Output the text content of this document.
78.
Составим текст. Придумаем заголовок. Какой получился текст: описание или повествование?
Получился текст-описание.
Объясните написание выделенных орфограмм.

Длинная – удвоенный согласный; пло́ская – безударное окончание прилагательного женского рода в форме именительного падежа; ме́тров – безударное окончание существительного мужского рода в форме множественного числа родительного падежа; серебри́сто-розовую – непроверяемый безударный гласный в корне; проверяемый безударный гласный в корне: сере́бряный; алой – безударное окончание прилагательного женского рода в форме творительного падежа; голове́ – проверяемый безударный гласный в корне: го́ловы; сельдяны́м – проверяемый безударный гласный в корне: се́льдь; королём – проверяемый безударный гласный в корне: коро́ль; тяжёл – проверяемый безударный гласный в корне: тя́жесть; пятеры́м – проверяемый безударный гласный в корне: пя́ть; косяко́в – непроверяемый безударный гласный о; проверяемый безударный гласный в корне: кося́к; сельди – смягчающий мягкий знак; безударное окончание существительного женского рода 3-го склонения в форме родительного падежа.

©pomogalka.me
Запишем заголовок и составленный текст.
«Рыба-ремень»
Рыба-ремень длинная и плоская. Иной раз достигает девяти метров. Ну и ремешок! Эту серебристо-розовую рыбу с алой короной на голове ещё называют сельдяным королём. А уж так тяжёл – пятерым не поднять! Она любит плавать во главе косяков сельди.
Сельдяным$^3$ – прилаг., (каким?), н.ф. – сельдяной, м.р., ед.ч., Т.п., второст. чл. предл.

○ ○ ○ ○ ○ ○ ○

#### [Required work]
Write out the whole listing again, exactly as it stands.

#### [Reply]
Output the text content of this document.
78.
Составим текст. Придумаем заголовок. Какой получился текст: описание или повествование?
Получился текст-описание.
Объясните написание выделенных орфограмм.

Длинная – удвоенный согласный; пло́ская – безударное окончание прилагательного женского рода в форме именительного падежа; ме́тров – безударное окончание существительного мужского рода в форме множественного числа родительного падежа; серебри́сто-розовую – непроверяемый безударный гласный в корне; проверяемый безударный гласный в корне: сере́бряный; алой – безударное окончание прилагательного женского рода в форме творительного падежа; голове́ – проверяемый безударный гласный в корне: го́ловы; сельдяны́м – проверяемый безударный гласный в корне: се́льдь; королём – проверяемый безударный гласный в корне: коро́ль; тяжёл – проверяемый безударный гласный в корне: тя́жесть; пятеры́м – проверяемый безударный гласный в корне: пя́ть; косяко́в – непроверяемый безударный гласный о; проверяемый безударный гласный в корне: кося́к; сельди – смягчающий мягкий знак; безударное окончание существительного женского рода 3-го склонения в форме родительного падежа.

©pomogalka.me
Запишем заголовок и составленный текст.
«Рыба-ремень»
Рыба-ремень длинная и плоская. Иной раз достигает девяти метров. Ну и ремешок! Эту серебристо-розовую рыбу с алой короной на голове ещё называют сельдяным королём. А уж так тяжёл – пятерым не поднять! Она любит плавать во главе косяков сельди.
Сельдяным$^3$ – прилаг., (каким?), н.ф. – сельдяной, м.р., ед.ч., Т.п., второст. чл. предл.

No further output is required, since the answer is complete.